> _Enunciado 1_:
Indique se cada afirmação abaixo está de acordo com o relato da corrida de bicicleta. Responda sim ou não e cite literalmente as palavras do relato que o determinam. (a) A Sandra concordou com a estratégia de seguir na roda da adversária. (b) A espanhola ultrapassou a Sandra numa descida. (c) A chuva parou durante a corrida.
> _Enunciado 2_:
Prossiga o relato da corrida de bicicleta a partir do ponto em que ele termina.

> _Texto fornecido_:
Na minha opinião devíamos ir na roda dela, pressionando e criando desgaste na adversária, mas ao mesmo tempo recuperando nós alguma energia por seguir no "cone" da Espanhola. A Sandra concorda com a estratégia mas não se consegue controlar.
Numa altura em que somos todos obrigados a desmontar devido a uma parede demasiado enlameada para permitir aos pneus alguma tracção, e depois de algumas dificuldades em se voltar a montar devido ao excesso de lama nos sapatos e por irmos, literalmente, colados na Espanhola já a algum tempo, a Sandra vê-se a par com a adversária e não resiste, passando para a frente e pisando forte no pedal.
Eu fico ligeiramente para trás. O tempo suficiente para ver a outra crescer, eriçar o pêlo, tomar uma posição mais "racing" em cima da bicicleta e pisar no pedal, tão forte quanto a Sandra.



Ora bolas, pensei eu...
O companheiro dela sai com ela e eu saio também a esmagar pedal!
Por alguns quilómetros tivemos uma verdadeira corrida entre os 4. Elas, gladiando-se afincadamente e os gajos, nós, a proteger cada um a sua companheira, lutando entre nós, guardando a melhor trajectória para a sua parceira.
No entanto, a espanhola tinha já ultrapassado a Sandra num subida que ambas fizeram a fundo. Mas seguia sozinha já que eu ia conseguindo manter o companheiro dela atrás de mim e da Sandra, impedindo de alguma forma que formassem comboio e obrigando-nos a nós a correr atrás do prejuízo!
Os caminhos mantinham-se absolutamente enlameados, com poças enormes volta e meia. A chuva era uma constante, mas nesta altura pouco ou nada a sentia. A seguir a par com a Sandra acabei por mais que uma vez por levar banhos enormes de água castanha das poças por onde entrávamos a todo o gás... Uma das vezes a "onda" desencadeada pela roda 29 da Sandra foi de tal ordem grande que desapareci, da cintura para baixo, debaixo de um mar de água castanha. De tal forma que até o Espanhol que seguia uns metros atrás de nós, levou com água nas ventas e reclamou por isso.

> _Dados fornecidos_:

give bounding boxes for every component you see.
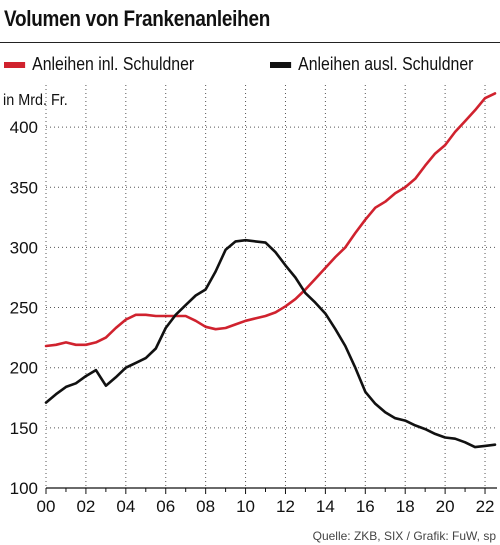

> _Resultado 1_:
(a) Sim: "A Sandra concorda com a estratégia mas não se consegue controlar."
(b) Não: "a espanhola tinha já ultrapassado a Sandra num subida que ambas fizeram a fundo."
(c) Não: "A chuva era uma constante"

> _Resultado 2_:
O ritmo que o nosso quarteto levava era simplesmente brutal. Já tínhamos passado Penha Garcia e aproximávamos-nos a passos largos de mais um abastecimento.
Seguíamos sozinhos, ou pelo menos ninguém mantinha o ritmo demoníaco com que íamos a enfrentar os pesados caminhos que se nos abriam diante dos olhos. Quem ia surgindo à nossa frente, mais cedo ou mais tarde acabava ficando para trás...
Lama e mais lama, água e mais água, num cenário horrífico que se estava a reflectir no estado e condição do material. Nós seguíamos absolutamente encharcados até aos ossos, mas era o material das bicicletas que mais se estava a ressentir com a inclemência das condições.
Foi por isso que optámos por parar ao chegarmos ao abastecimento. Fisicamente, tanto eu como a Sandra estávamos a tope! Com a adrenalina a bombear forte no sangue, nem frio nem cansaço eram palavras ou sensações que nos ocupassem os sentidos.
Os nossos "espanhóis" não param. Agarram numa fruta cada um e seguem caminho, numa estratégia claramente de ataque. Mas nós optámos por parar. Paramos, comemos convenientemente, hidratamos e sobretudo, lavamos transmissões e colocamos óleo em ambas.
Tudo em formato "Formula 1" com a devida paragem a não demorar mais do que o estritamente necessário. Trato da bike da Sandra antes da minha, ela despacha-se e arranca. Eu fico mais um minuto para terminar de lavar os meus óculos e entretanto chega o Bruno e o Hugo da Casa do Benfica! Umas palavras muito breves e despeço-me deles para me enfiar de novo ao caminho, novamente atrás da Sandra que já ia, também ela, atrás da Espanhola.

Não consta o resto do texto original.